Written exercise
Take every line from the listing below that contains "through".
***** Material *****
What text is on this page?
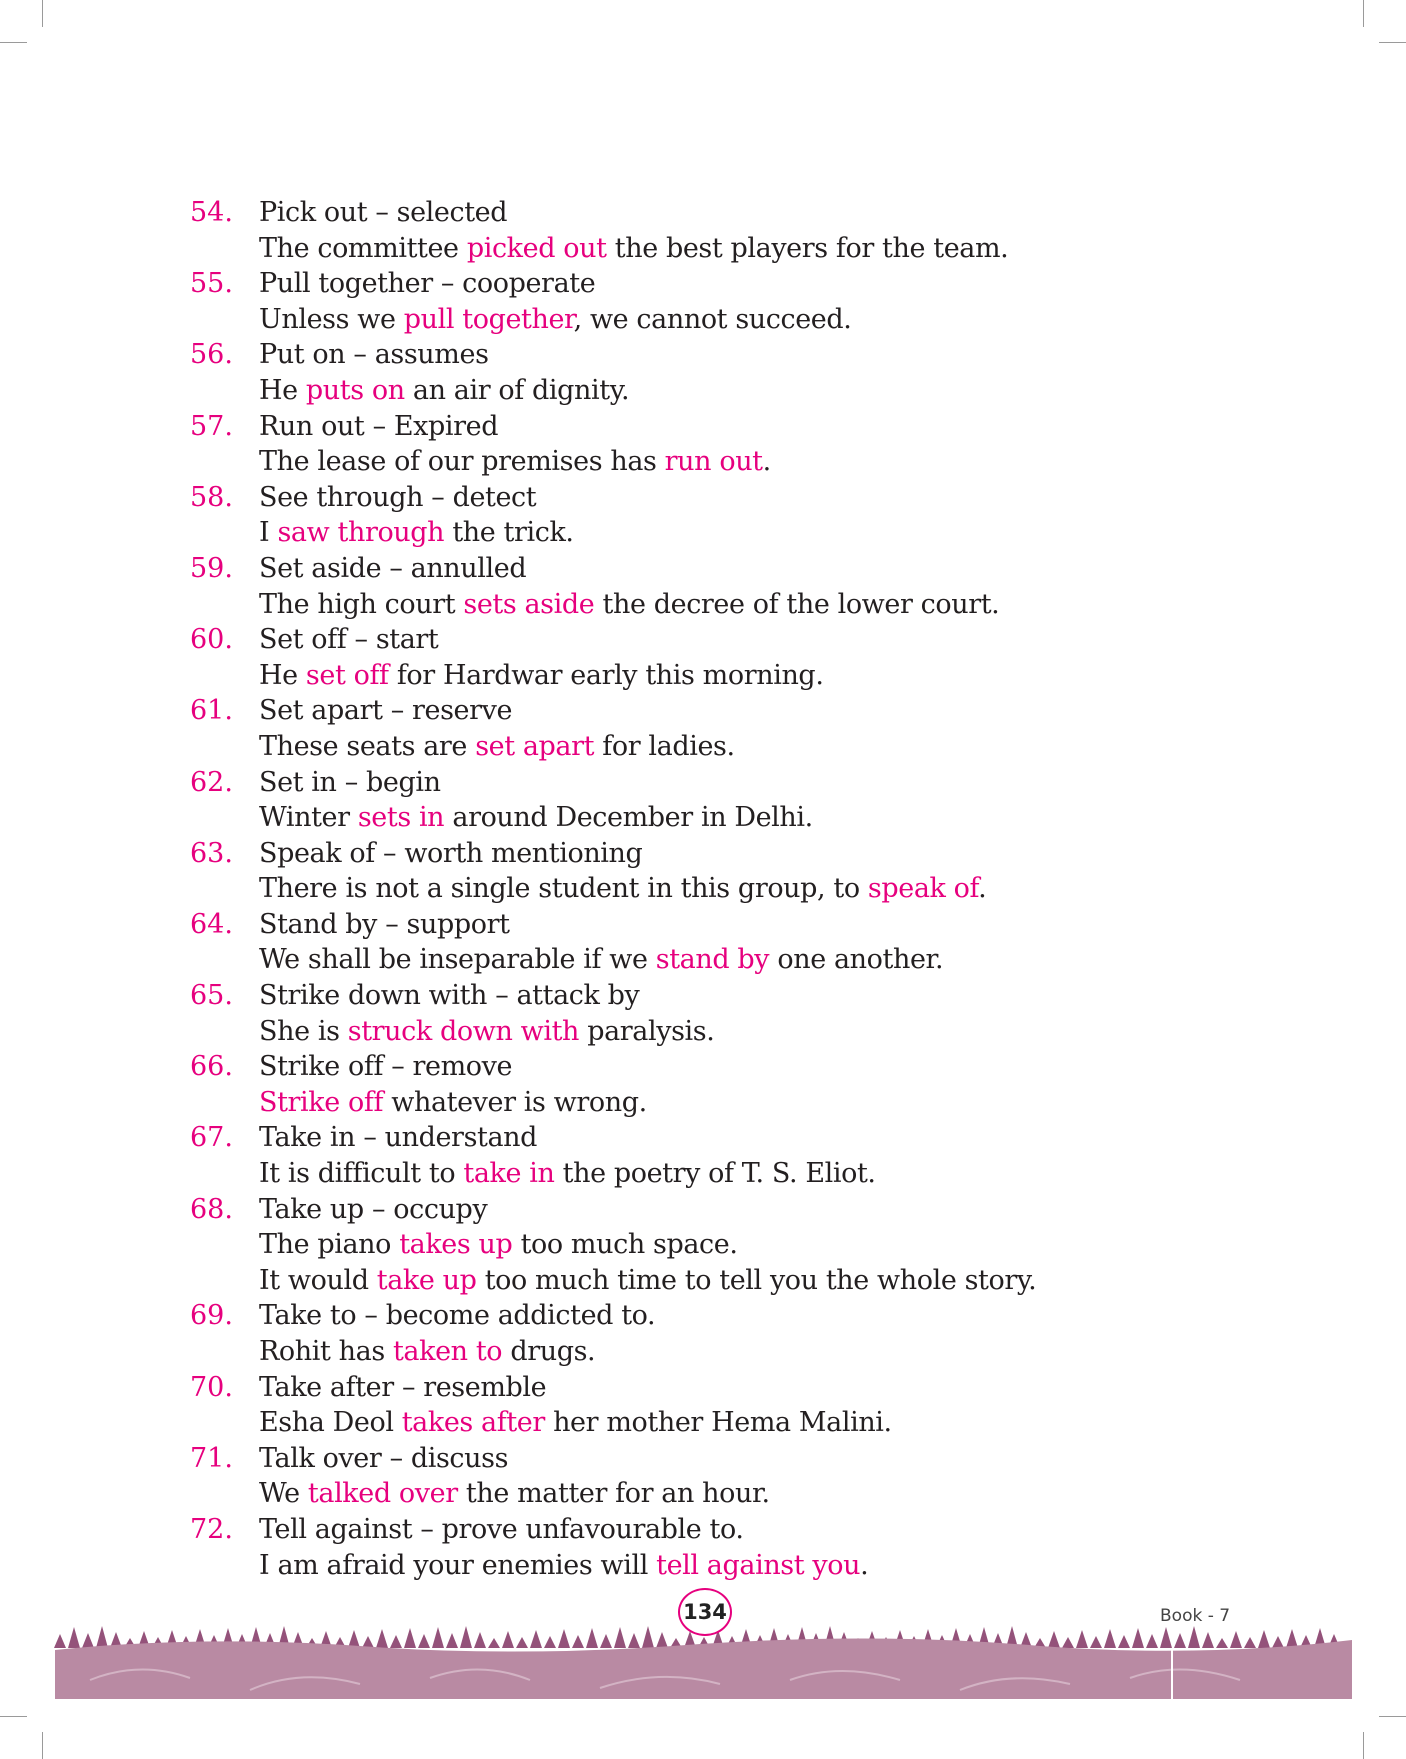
54. Pick out – selected
The committee picked out the best players for the team.
55. Pull together – cooperate
Unless we pull together, we cannot succeed.
56. Put on – assumes
He puts on an air of dignity.
57. Run out – Expired
The lease of our premises has run out.
58. See through – detect
I saw through the trick.
59. Set aside – annulled
The high court sets aside the decree of the lower court.
60. Set off – start
He set off for Hardwar early this morning.
61. Set apart – reserve
These seats are set apart for ladies.
62. Set in – begin
Winter sets in around December in Delhi.
63. Speak of – worth mentioning
There is not a single student in this group, to speak of.
64. Stand by – support
We shall be inseparable if we stand by one another.
65. Strike down with – attack by
She is struck down with paralysis.
66. Strike off – remove
Strike off whatever is wrong.
67. Take in – understand
It is difficult to take in the poetry of T. S. Eliot.
68. Take up – occupy
The piano takes up too much space.
It would take up too much time to tell you the whole story.
69. Take to – become addicted to.
Rohit has taken to drugs.
70. Take after – resemble
Esha Deol takes after her mother Hema Malini.
71. Talk over – discuss
We talked over the matter for an hour.
72. Tell against – prove unfavourable to.
I am afraid your enemies will tell against you.
134	Book - 7
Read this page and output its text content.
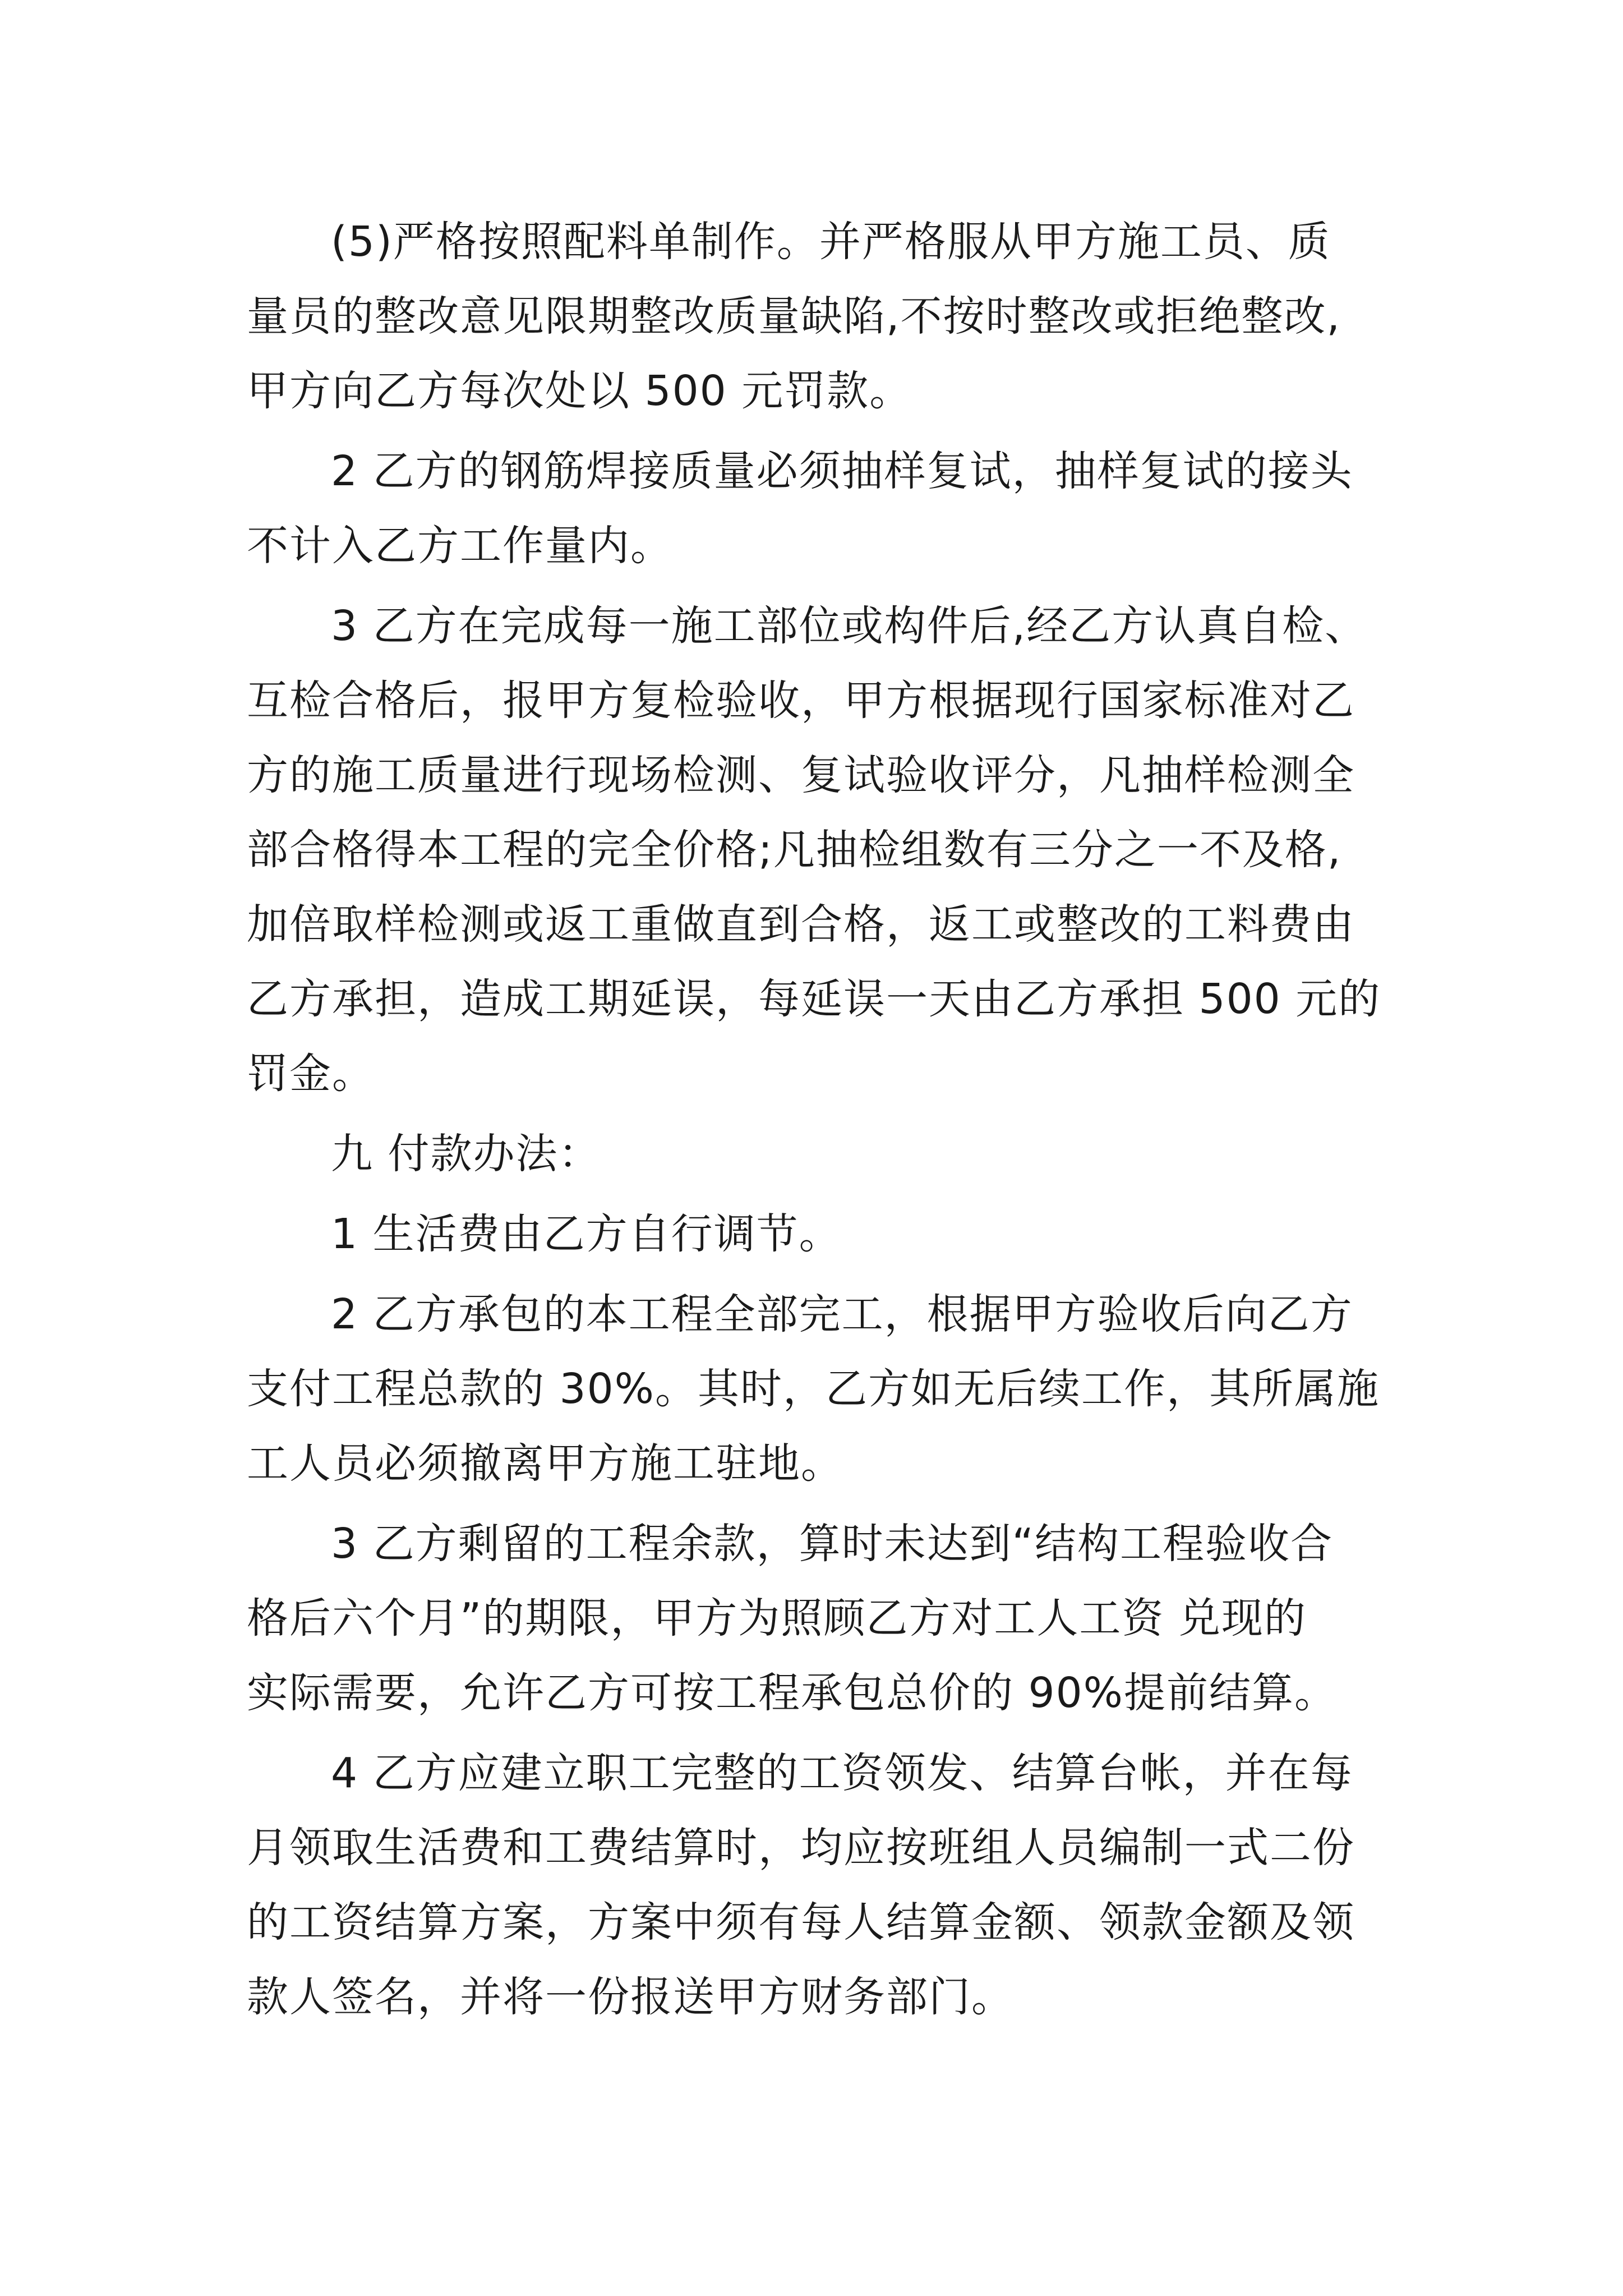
(5)严格按照配料单制作。并严格服从甲方施工员、质
量员的整改意见限期整改质量缺陷,不按时整改或拒绝整改,
甲方向乙方每次处以 500 元罚款。
2 乙方的钢筋焊接质量必须抽样复试，抽样复试的接头
不计入乙方工作量内。
3 乙方在完成每一施工部位或构件后,经乙方认真自检、
互检合格后，报甲方复检验收，甲方根据现行国家标准对乙
方的施工质量进行现场检测、复试验收评分，凡抽样检测全
部合格得本工程的完全价格;凡抽检组数有三分之一不及格,
加倍取样检测或返工重做直到合格，返工或整改的工料费由
乙方承担，造成工期延误，每延误一天由乙方承担 500 元的
罚金。
九 付款办法：
1 生活费由乙方自行调节。
2 乙方承包的本工程全部完工，根据甲方验收后向乙方
支付工程总款的 30%。其时，乙方如无后续工作，其所属施
工人员必须撤离甲方施工驻地。
3 乙方剩留的工程余款，算时未达到“结构工程验收合
格后六个月”的期限，甲方为照顾乙方对工人工资 兑现的
实际需要，允许乙方可按工程承包总价的 90%提前结算。
4 乙方应建立职工完整的工资领发、结算台帐，并在每
月领取生活费和工费结算时，均应按班组人员编制一式二份
的工资结算方案，方案中须有每人结算金额、领款金额及领
款人签名，并将一份报送甲方财务部门。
*****
Output
58. See through – detect
I saw through the trick.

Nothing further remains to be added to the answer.